* _Exercise requirements_: If a line in the entries below includes "Liver", show that line.

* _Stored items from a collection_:
╔══

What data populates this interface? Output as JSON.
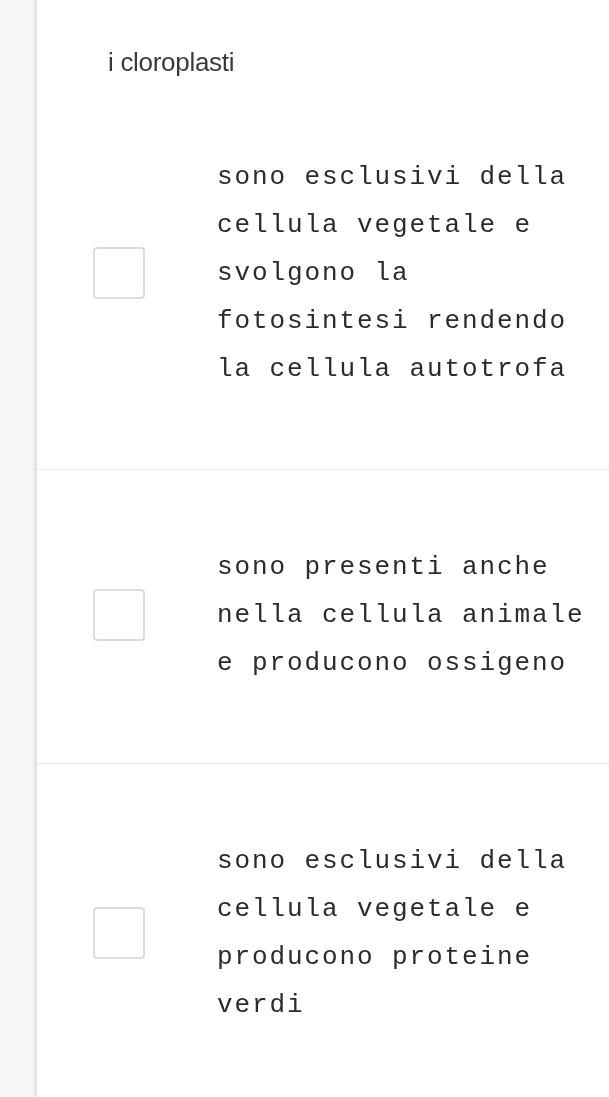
{
  "question": {
    "title": "i cloroplasti"
  },
  "options": [
    {
      "text": "sono esclusivi della cellula vegetale e svolgono la fotosintesi rendendo la cellula autotrofa",
      "checked": false
    },
    {
      "text": "sono presenti anche nella cellula animale e producono ossigeno",
      "checked": false
    },
    {
      "text": "sono esclusivi della cellula vegetale e producono proteine verdi",
      "checked": false
    }
  ]
}
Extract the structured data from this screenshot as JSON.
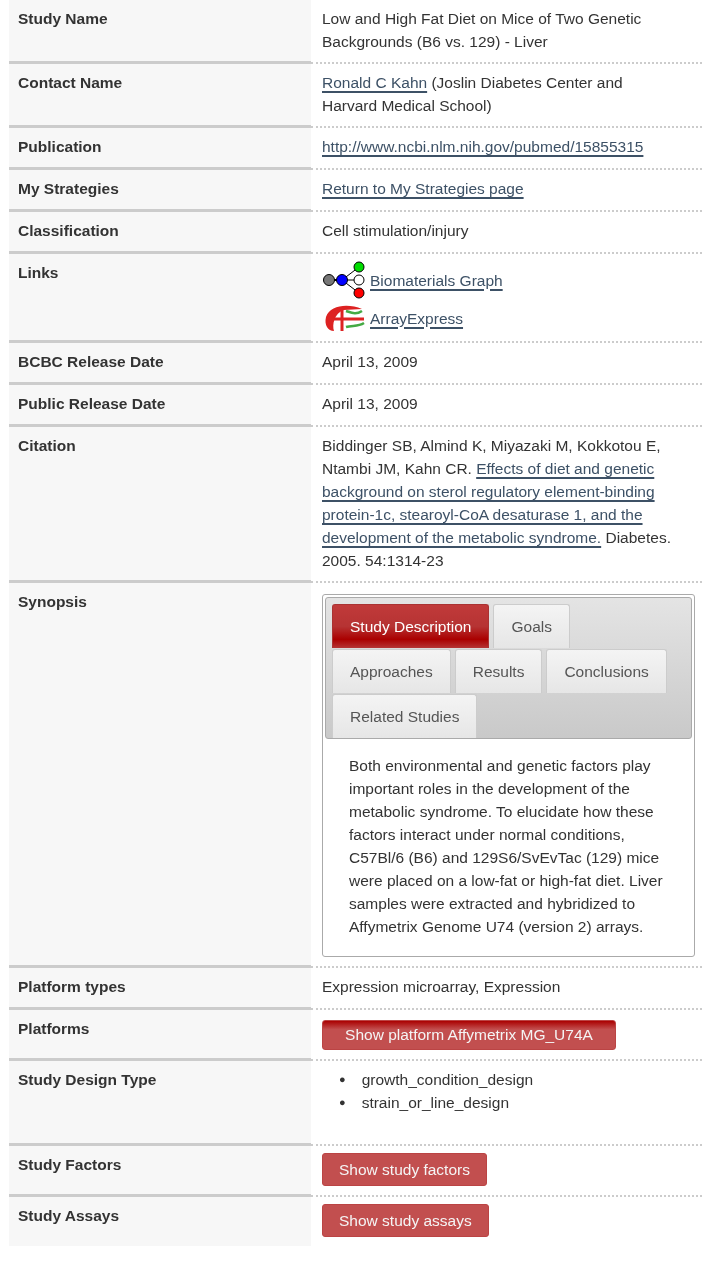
{
  "rows": [
    {
      "label": "Study Name",
      "value": {
        "kind": "text",
        "text": "Low and High Fat Diet on Mice of Two Genetic Backgrounds (B6 vs. 129) - Liver"
      }
    },
    {
      "label": "Contact Name",
      "value": {
        "kind": "lines",
        "lines": [
          [
            {
              "link": "Ronald C Kahn"
            },
            {
              "text": " (Joslin Diabetes Center and"
            }
          ],
          [
            {
              "text": "Harvard Medical School)"
            }
          ]
        ]
      }
    },
    {
      "label": "Publication",
      "value": {
        "kind": "lines",
        "lines": [
          [
            {
              "link": "http://www.ncbi.nlm.nih.gov/pubmed/15855315"
            }
          ]
        ]
      }
    },
    {
      "label": "My Strategies",
      "value": {
        "kind": "lines",
        "lines": [
          [
            {
              "link": "Return to My Strategies page"
            }
          ]
        ]
      }
    },
    {
      "label": "Classification",
      "value": {
        "kind": "text",
        "text": "Cell stimulation/injury"
      }
    },
    {
      "label": "Links",
      "value": {
        "kind": "links",
        "items": [
          {
            "text": "Biomaterials Graph"
          },
          {
            "text": "ArrayExpress"
          }
        ]
      }
    },
    {
      "label": "BCBC Release Date",
      "value": {
        "kind": "text",
        "text": "April 13, 2009"
      }
    },
    {
      "label": "Public Release Date",
      "value": {
        "kind": "text",
        "text": "April 13, 2009"
      }
    },
    {
      "label": "Citation",
      "value": {
        "kind": "lines",
        "lines": [
          [
            {
              "text": "Biddinger SB, Almind K, Miyazaki M, Kokkotou E,"
            }
          ],
          [
            {
              "text": "Ntambi JM, Kahn CR. "
            },
            {
              "link": "Effects of diet and genetic"
            }
          ],
          [
            {
              "link": "background on sterol regulatory element-binding"
            }
          ],
          [
            {
              "link": "protein-1c, stearoyl-CoA desaturase 1, and the"
            }
          ],
          [
            {
              "link": "development of the metabolic syndrome."
            },
            {
              "text": " Diabetes."
            }
          ],
          [
            {
              "text": "2005. 54:1314-23"
            }
          ]
        ]
      }
    },
    {
      "label": "Synopsis",
      "value": {
        "kind": "tabs",
        "tabs": [
          {
            "label": "Study Description",
            "selected": true
          },
          {
            "label": "Goals",
            "selected": false
          },
          {
            "label": "Approaches",
            "selected": false
          },
          {
            "label": "Results",
            "selected": false
          },
          {
            "label": "Conclusions",
            "selected": false
          },
          {
            "label": "Related Studies",
            "selected": false
          }
        ],
        "body": "Both environmental and genetic factors play important roles in the development of the metabolic syndrome. To elucidate how these factors interact under normal conditions, C57Bl/6 (B6) and 129S6/SvEvTac (129) mice were placed on a low-fat or high-fat diet. Liver samples were extracted and hybridized to Affymetrix Genome U74 (version 2) arrays."
      }
    },
    {
      "label": "Platform types",
      "value": {
        "kind": "text",
        "text": "Expression microarray, Expression"
      }
    },
    {
      "label": "Platforms",
      "value": {
        "kind": "wide_button",
        "text": "Show platform Affymetrix MG_U74A"
      }
    },
    {
      "label": "Study Design Type",
      "value": {
        "kind": "list",
        "items": [
          {
            "marker": "●",
            "text": "growth_condition_design"
          },
          {
            "marker": "●",
            "text": "strain_or_line_design"
          }
        ]
      }
    },
    {
      "label": "Study Factors",
      "value": {
        "kind": "button",
        "text": "Show study factors"
      }
    },
    {
      "label": "Study Assays",
      "value": {
        "kind": "button",
        "text": "Show study assays"
      }
    }
  ]
}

╚══

* _Response to this exercise_:
        "text": "Low and High Fat Diet on Mice of Two Genetic Backgrounds (B6 vs. 129) - Liver"
        "body": "Both environmental and genetic factors play important roles in the development of the metabolic syndrome. To elucidate how these factors interact under normal conditions, C57Bl/6 (B6) and 129S6/SvEvTac (129) mice were placed on a low-fat or high-fat diet. Liver samples were extracted and hybridized to Affymetrix Genome U74 (version 2) arrays."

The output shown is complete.